■ **BRIEF**
Go through the records and show each line where the word "Code" occurs.

[A block of data]
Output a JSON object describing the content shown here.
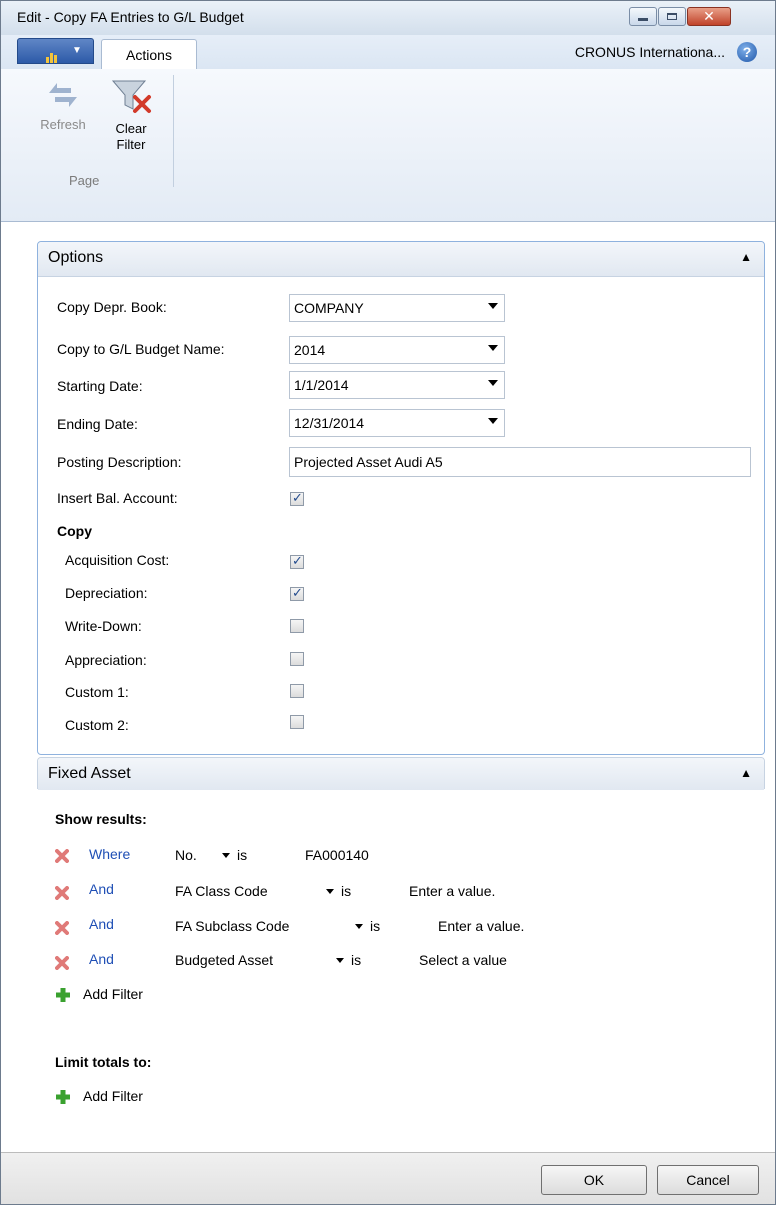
{
  "window": {
    "title": "Edit - Copy FA Entries to G/L Budget",
    "company": "CRONUS Internationa...",
    "help_glyph": "?"
  },
  "ribbon": {
    "tabs": [
      {
        "label": "Actions"
      }
    ],
    "buttons": {
      "refresh": "Refresh",
      "clear_filter_line1": "Clear",
      "clear_filter_line2": "Filter"
    },
    "group_label": "Page"
  },
  "options": {
    "title": "Options",
    "fields": {
      "copy_depr_book": {
        "label": "Copy Depr. Book:",
        "value": "COMPANY"
      },
      "copy_to_budget": {
        "label": "Copy to G/L Budget Name:",
        "value": "2014"
      },
      "starting_date": {
        "label": "Starting Date:",
        "value": "1/1/2014"
      },
      "ending_date": {
        "label": "Ending Date:",
        "value": "12/31/2014"
      },
      "posting_description": {
        "label": "Posting Description:",
        "value": "Projected Asset Audi A5"
      },
      "insert_bal_account": {
        "label": "Insert Bal. Account:",
        "checked": true
      }
    },
    "copy_heading": "Copy",
    "copy": [
      {
        "label": "Acquisition Cost:",
        "checked": true
      },
      {
        "label": "Depreciation:",
        "checked": true
      },
      {
        "label": "Write-Down:",
        "checked": false
      },
      {
        "label": "Appreciation:",
        "checked": false
      },
      {
        "label": "Custom 1:",
        "checked": false
      },
      {
        "label": "Custom 2:",
        "checked": false
      }
    ]
  },
  "fixed_asset": {
    "title": "Fixed Asset",
    "show_results": "Show results:",
    "filters": [
      {
        "conj": "Where",
        "field": "No.",
        "op": "is",
        "value": "FA000140"
      },
      {
        "conj": "And",
        "field": "FA Class Code",
        "op": "is",
        "value": "Enter a value."
      },
      {
        "conj": "And",
        "field": "FA Subclass Code",
        "op": "is",
        "value": "Enter a value."
      },
      {
        "conj": "And",
        "field": "Budgeted Asset",
        "op": "is",
        "value": "Select a value"
      }
    ],
    "add_filter": "Add Filter",
    "limit_totals": "Limit totals to:",
    "add_filter_2": "Add Filter"
  },
  "footer": {
    "ok": "OK",
    "cancel": "Cancel"
  }
}
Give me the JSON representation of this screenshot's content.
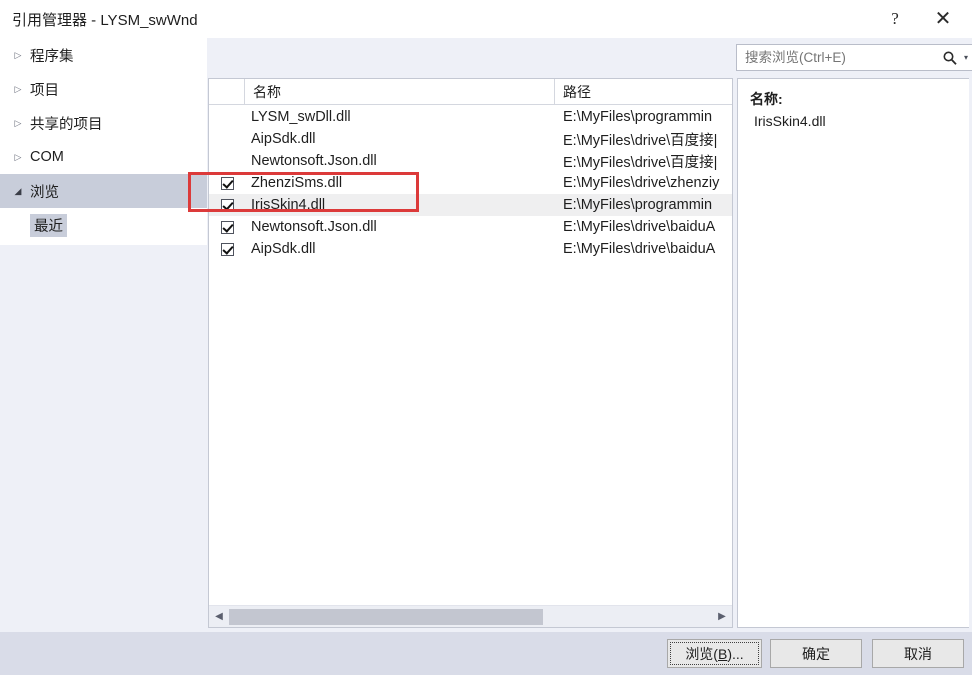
{
  "window": {
    "title": "引用管理器 - LYSM_swWnd",
    "help_icon": "question-mark-icon",
    "close_icon": "close-icon"
  },
  "sidebar": {
    "items": [
      {
        "label": "程序集",
        "arrow": "▷",
        "expanded": false,
        "selected": false
      },
      {
        "label": "项目",
        "arrow": "▷",
        "expanded": false,
        "selected": false
      },
      {
        "label": "共享的项目",
        "arrow": "▷",
        "expanded": false,
        "selected": false
      },
      {
        "label": "COM",
        "arrow": "▷",
        "expanded": false,
        "selected": false
      },
      {
        "label": "浏览",
        "arrow": "◢",
        "expanded": true,
        "selected": true
      }
    ],
    "child": {
      "label": "最近",
      "selected": true
    }
  },
  "search": {
    "placeholder": "搜索浏览(Ctrl+E)",
    "value": "",
    "icon": "search-icon",
    "caret": "▾"
  },
  "list": {
    "columns": [
      "",
      "名称",
      "路径"
    ],
    "rows": [
      {
        "checked": false,
        "show_checkbox": false,
        "name": "LYSM_swDll.dll",
        "path": "E:\\MyFiles\\programmin",
        "selected": false
      },
      {
        "checked": false,
        "show_checkbox": false,
        "name": "AipSdk.dll",
        "path": "E:\\MyFiles\\drive\\百度接|",
        "selected": false
      },
      {
        "checked": false,
        "show_checkbox": false,
        "name": "Newtonsoft.Json.dll",
        "path": "E:\\MyFiles\\drive\\百度接|",
        "selected": false
      },
      {
        "checked": true,
        "show_checkbox": true,
        "name": "ZhenziSms.dll",
        "path": "E:\\MyFiles\\drive\\zhenziy",
        "selected": false
      },
      {
        "checked": true,
        "show_checkbox": true,
        "name": "IrisSkin4.dll",
        "path": "E:\\MyFiles\\programmin",
        "selected": true
      },
      {
        "checked": true,
        "show_checkbox": true,
        "name": "Newtonsoft.Json.dll",
        "path": "E:\\MyFiles\\drive\\baiduA",
        "selected": false
      },
      {
        "checked": true,
        "show_checkbox": true,
        "name": "AipSdk.dll",
        "path": "E:\\MyFiles\\drive\\baiduA",
        "selected": false
      }
    ],
    "scrollbar": {
      "left_arrow": "◀",
      "right_arrow": "▶",
      "thumb_percent": 65
    }
  },
  "details": {
    "label": "名称:",
    "value": "IrisSkin4.dll"
  },
  "footer": {
    "browse_pre": "浏览(",
    "browse_mnemonic": "B",
    "browse_post": ")...",
    "ok_label": "确定",
    "cancel_label": "取消"
  },
  "annotation": {
    "color": "#dc3a3a",
    "shape": "rectangle"
  }
}
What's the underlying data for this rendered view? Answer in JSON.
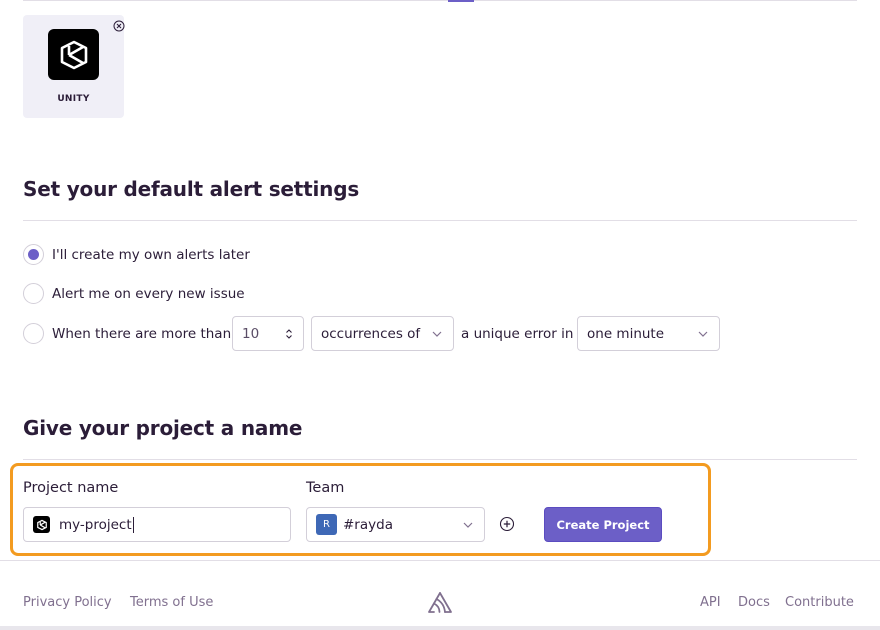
{
  "platform": {
    "name": "UNITY"
  },
  "alerts": {
    "heading": "Set your default alert settings",
    "options": [
      {
        "label": "I'll create my own alerts later",
        "checked": true
      },
      {
        "label": "Alert me on every new issue",
        "checked": false
      },
      {
        "label": "When there are more than",
        "checked": false
      }
    ],
    "threshold_value": "10",
    "metric_select": "occurrences of",
    "connector_text": "a unique error in",
    "interval_select": "one minute"
  },
  "project": {
    "heading": "Give your project a name",
    "name_label": "Project name",
    "name_value": "my-project",
    "team_label": "Team",
    "team_avatar": "R",
    "team_value": "#rayda",
    "create_button": "Create Project"
  },
  "footer": {
    "privacy": "Privacy Policy",
    "terms": "Terms of Use",
    "api": "API",
    "docs": "Docs",
    "contribute": "Contribute"
  },
  "colors": {
    "accent": "#6c5fc7",
    "highlight": "#f39b20",
    "team_avatar": "#3e68b6"
  }
}
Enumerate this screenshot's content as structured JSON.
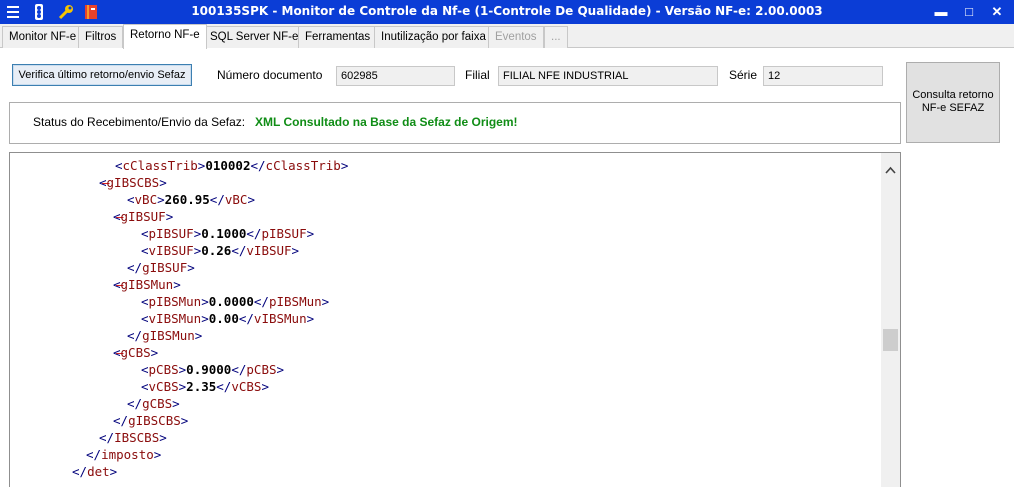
{
  "window": {
    "title": "100135SPK - Monitor de Controle da Nf-e (1-Controle De Qualidade) - Versão NF-e: 2.00.0003",
    "minimize_label": "▬",
    "maximize_label": "□",
    "close_label": "✕",
    "title_color": "#0b3dd6"
  },
  "tabs": [
    {
      "label": "Monitor NF-e",
      "state": "normal"
    },
    {
      "label": "Filtros",
      "state": "normal"
    },
    {
      "label": "Retorno NF-e",
      "state": "active"
    },
    {
      "label": "SQL Server NF-e",
      "state": "normal"
    },
    {
      "label": "Ferramentas",
      "state": "normal"
    },
    {
      "label": "Inutilização por faixa",
      "state": "normal"
    },
    {
      "label": "Eventos",
      "state": "disabled"
    },
    {
      "label": "...",
      "state": "disabled"
    }
  ],
  "form": {
    "verifica_button": "Verifica último retorno/envio Sefaz",
    "numero_label": "Número documento",
    "numero_value": "602985",
    "filial_label": "Filial",
    "filial_value": "FILIAL NFE INDUSTRIAL",
    "serie_label": "Série",
    "serie_value": "12",
    "consulta_button": "Consulta retorno NF-e SEFAZ"
  },
  "status": {
    "label": "Status do Recebimento/Envio da Sefaz:",
    "value": "XML Consultado na Base da Sefaz de Origem!",
    "value_color": "#108d16"
  },
  "xml": {
    "lines": [
      {
        "minus": false,
        "open": "cClassTrib",
        "value": "010002",
        "close": "cClassTrib"
      },
      {
        "minus": true,
        "open": "gIBSCBS",
        "value": "",
        "close": ""
      },
      {
        "minus": false,
        "open": "vBC",
        "value": "260.95",
        "close": "vBC"
      },
      {
        "minus": true,
        "open": "gIBSUF",
        "value": "",
        "close": ""
      },
      {
        "minus": false,
        "open": "pIBSUF",
        "value": "0.1000",
        "close": "pIBSUF"
      },
      {
        "minus": false,
        "open": "vIBSUF",
        "value": "0.26",
        "close": "vIBSUF"
      },
      {
        "minus": false,
        "open": "",
        "value": "",
        "close": "gIBSUF"
      },
      {
        "minus": true,
        "open": "gIBSMun",
        "value": "",
        "close": ""
      },
      {
        "minus": false,
        "open": "pIBSMun",
        "value": "0.0000",
        "close": "pIBSMun"
      },
      {
        "minus": false,
        "open": "vIBSMun",
        "value": "0.00",
        "close": "vIBSMun"
      },
      {
        "minus": false,
        "open": "",
        "value": "",
        "close": "gIBSMun"
      },
      {
        "minus": true,
        "open": "gCBS",
        "value": "",
        "close": ""
      },
      {
        "minus": false,
        "open": "pCBS",
        "value": "0.9000",
        "close": "pCBS"
      },
      {
        "minus": false,
        "open": "vCBS",
        "value": "2.35",
        "close": "vCBS"
      },
      {
        "minus": false,
        "open": "",
        "value": "",
        "close": "gCBS"
      },
      {
        "minus": false,
        "open": "",
        "value": "",
        "close": "gIBSCBS"
      },
      {
        "minus": false,
        "open": "",
        "value": "",
        "close": "IBSCBS"
      },
      {
        "minus": false,
        "open": "",
        "value": "",
        "close": "imposto"
      },
      {
        "minus": false,
        "open": "",
        "value": "",
        "close": "det"
      }
    ]
  },
  "icons": [
    "menu-icon",
    "traffic-light-icon",
    "wrench-icon",
    "book-icon"
  ]
}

■ **COMPLETED TASK**
        "field": "FA Class Code",
        "field": "FA Subclass Code",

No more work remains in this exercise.